Requirement: In the post about Ryo Kinoshita below, what is the name of Ryo's original band?

Passage for review:
================
So yesterday we had Ryo Kinoshita on Nik Nocturnal his twitch stream and that made me think of some things.


(Yeah i stream that stuff in 160p :laughing:)

My first thought is that,
We should absolutely appreciate the amount of knowledge, websites like JRockOne or vkgy collect and are willing to share.

I always thought Nik knew CL stuff others probably wouldn’t know, but i was pretty wrong.
I think in yesterday’s stream most people or maybe all of them (outside of me) have heard for the first time that Ryo was CLs third vocalist, not their second.
Also i think the majority of people on the stream had never heard of Infection, Ryo’s original band, before.
The band has a name that is pretty bad to google, so i guess it’s fair that probably no one knew Ryo was in that band.

The thing is that a lot of us on here are so long intro japanese music, we became accustomed to search out stuff together. We know to find our way around with google translate and deepL. We know the websites to search etc.
================
Data for review:
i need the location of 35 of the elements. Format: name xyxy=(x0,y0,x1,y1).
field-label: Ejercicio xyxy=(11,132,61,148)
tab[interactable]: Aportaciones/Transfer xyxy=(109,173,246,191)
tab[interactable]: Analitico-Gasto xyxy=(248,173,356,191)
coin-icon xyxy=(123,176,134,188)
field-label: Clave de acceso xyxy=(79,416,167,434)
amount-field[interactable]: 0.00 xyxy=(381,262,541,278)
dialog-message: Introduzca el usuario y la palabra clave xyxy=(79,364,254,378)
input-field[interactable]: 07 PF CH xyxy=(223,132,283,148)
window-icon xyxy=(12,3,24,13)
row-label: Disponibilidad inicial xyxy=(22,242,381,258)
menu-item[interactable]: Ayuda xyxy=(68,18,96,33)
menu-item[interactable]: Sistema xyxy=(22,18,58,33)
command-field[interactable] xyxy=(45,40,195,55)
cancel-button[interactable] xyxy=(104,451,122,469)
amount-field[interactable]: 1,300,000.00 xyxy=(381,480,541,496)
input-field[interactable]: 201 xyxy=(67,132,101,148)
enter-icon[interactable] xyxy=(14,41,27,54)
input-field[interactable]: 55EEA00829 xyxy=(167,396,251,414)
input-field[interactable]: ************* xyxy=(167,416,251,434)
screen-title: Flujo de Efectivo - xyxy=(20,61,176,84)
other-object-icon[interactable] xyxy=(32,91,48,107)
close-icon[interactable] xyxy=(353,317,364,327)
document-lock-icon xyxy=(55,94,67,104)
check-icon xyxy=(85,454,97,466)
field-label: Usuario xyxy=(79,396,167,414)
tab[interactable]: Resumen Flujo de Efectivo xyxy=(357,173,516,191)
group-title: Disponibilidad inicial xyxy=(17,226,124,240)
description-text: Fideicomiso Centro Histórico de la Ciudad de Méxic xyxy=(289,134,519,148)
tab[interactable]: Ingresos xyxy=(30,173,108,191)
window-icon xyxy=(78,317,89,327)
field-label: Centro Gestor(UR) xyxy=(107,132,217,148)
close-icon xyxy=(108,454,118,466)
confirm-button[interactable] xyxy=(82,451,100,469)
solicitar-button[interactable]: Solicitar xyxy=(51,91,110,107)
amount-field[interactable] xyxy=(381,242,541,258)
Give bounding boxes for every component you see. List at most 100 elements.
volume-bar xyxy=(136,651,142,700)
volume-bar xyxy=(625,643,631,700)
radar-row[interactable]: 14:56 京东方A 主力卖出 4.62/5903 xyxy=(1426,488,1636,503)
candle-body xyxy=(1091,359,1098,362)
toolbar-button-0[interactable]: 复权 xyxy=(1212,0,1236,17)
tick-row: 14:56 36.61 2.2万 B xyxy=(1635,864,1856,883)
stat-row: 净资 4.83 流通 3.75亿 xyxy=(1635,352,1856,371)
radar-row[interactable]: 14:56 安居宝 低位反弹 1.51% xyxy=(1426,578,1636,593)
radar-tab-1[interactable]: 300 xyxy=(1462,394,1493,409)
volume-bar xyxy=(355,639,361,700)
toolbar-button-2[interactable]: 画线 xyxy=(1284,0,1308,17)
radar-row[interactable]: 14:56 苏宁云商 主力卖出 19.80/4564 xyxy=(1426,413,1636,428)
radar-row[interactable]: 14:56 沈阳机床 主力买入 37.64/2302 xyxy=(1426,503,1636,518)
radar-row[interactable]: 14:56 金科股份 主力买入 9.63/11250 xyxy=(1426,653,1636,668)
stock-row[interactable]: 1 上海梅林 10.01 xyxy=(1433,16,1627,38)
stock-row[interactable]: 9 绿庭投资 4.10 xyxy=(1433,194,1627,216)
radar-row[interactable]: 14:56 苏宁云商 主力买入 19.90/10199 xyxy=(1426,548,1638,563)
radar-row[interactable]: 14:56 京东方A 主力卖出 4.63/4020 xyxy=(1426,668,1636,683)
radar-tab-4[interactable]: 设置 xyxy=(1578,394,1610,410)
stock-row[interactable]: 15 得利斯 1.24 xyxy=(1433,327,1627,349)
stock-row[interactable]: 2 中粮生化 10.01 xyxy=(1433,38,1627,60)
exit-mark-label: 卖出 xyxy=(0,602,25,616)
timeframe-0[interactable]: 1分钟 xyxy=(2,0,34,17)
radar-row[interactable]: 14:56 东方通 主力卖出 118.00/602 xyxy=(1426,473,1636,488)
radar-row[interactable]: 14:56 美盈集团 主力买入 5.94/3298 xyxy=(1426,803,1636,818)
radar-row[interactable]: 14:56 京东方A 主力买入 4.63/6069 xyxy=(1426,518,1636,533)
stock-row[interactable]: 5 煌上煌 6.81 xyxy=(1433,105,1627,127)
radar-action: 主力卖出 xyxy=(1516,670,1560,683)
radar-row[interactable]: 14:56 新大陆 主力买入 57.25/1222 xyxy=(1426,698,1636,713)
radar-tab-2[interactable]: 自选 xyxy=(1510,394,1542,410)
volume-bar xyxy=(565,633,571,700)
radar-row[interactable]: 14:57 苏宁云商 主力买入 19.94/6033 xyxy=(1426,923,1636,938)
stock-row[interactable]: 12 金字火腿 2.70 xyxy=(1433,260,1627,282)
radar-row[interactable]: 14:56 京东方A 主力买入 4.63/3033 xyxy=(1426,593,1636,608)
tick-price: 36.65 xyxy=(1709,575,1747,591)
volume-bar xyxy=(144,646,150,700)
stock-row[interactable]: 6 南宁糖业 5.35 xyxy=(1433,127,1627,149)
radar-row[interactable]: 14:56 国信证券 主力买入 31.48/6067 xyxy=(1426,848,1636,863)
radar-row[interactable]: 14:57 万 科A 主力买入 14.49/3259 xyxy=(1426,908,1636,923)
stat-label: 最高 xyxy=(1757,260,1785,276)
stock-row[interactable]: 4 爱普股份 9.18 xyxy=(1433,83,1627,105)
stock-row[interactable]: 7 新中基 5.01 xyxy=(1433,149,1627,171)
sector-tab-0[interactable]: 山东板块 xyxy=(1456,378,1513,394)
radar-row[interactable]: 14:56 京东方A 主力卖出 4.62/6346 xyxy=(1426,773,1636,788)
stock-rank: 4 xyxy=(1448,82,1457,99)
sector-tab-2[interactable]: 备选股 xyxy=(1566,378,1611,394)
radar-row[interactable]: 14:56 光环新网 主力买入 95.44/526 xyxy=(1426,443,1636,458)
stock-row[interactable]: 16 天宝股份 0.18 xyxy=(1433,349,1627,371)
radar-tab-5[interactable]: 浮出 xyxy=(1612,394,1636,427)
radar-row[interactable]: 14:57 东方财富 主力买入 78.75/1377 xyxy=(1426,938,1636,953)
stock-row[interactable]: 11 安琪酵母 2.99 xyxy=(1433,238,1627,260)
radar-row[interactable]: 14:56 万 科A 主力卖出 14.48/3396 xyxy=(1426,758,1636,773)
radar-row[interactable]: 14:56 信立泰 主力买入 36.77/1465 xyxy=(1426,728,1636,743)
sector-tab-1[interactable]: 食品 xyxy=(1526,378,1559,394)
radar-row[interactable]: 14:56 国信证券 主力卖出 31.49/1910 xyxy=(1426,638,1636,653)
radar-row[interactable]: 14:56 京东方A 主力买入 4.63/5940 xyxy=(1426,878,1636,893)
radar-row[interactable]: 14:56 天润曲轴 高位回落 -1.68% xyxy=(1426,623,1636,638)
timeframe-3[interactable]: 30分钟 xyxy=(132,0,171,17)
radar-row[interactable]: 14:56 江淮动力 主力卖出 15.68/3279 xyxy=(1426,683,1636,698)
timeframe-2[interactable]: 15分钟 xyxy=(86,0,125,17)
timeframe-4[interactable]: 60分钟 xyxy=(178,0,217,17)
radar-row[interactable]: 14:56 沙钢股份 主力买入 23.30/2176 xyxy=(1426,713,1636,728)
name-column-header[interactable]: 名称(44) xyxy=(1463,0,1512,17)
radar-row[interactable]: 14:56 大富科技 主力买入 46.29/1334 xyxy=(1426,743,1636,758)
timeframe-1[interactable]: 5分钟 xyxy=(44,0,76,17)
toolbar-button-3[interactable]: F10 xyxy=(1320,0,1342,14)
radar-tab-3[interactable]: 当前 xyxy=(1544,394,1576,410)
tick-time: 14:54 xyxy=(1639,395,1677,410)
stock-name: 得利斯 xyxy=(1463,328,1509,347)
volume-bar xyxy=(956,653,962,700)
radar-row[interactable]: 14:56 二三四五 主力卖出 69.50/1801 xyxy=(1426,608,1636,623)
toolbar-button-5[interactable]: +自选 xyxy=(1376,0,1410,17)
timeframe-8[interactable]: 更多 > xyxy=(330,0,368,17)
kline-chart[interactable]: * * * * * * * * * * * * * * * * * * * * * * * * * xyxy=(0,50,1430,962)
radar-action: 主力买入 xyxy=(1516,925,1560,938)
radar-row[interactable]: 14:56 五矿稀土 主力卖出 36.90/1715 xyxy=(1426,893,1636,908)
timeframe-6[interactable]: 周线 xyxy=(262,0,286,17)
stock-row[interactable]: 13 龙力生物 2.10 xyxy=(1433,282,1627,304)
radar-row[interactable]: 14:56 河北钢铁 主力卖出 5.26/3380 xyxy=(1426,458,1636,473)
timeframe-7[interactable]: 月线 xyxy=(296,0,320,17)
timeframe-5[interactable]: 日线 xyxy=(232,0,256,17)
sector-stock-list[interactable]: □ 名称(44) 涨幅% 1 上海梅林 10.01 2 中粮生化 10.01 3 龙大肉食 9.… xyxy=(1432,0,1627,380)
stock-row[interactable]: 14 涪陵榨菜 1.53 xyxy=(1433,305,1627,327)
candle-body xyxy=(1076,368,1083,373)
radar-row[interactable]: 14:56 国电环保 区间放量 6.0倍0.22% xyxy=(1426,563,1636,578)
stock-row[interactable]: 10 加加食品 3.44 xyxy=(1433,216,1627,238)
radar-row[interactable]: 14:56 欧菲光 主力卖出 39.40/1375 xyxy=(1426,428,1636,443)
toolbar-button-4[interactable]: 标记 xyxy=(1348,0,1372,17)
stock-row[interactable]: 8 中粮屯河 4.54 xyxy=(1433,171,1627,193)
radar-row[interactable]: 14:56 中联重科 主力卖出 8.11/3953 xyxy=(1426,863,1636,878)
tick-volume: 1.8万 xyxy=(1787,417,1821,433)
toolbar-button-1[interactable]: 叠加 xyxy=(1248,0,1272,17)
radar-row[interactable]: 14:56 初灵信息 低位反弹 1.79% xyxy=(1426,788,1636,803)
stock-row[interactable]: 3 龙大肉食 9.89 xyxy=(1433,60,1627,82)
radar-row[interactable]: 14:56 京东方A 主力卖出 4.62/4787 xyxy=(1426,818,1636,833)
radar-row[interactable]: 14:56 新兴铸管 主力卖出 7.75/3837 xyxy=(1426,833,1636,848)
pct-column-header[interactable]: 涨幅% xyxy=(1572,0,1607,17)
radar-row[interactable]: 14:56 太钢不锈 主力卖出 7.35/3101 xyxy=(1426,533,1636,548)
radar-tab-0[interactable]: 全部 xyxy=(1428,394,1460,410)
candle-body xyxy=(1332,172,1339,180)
================
Response: Infection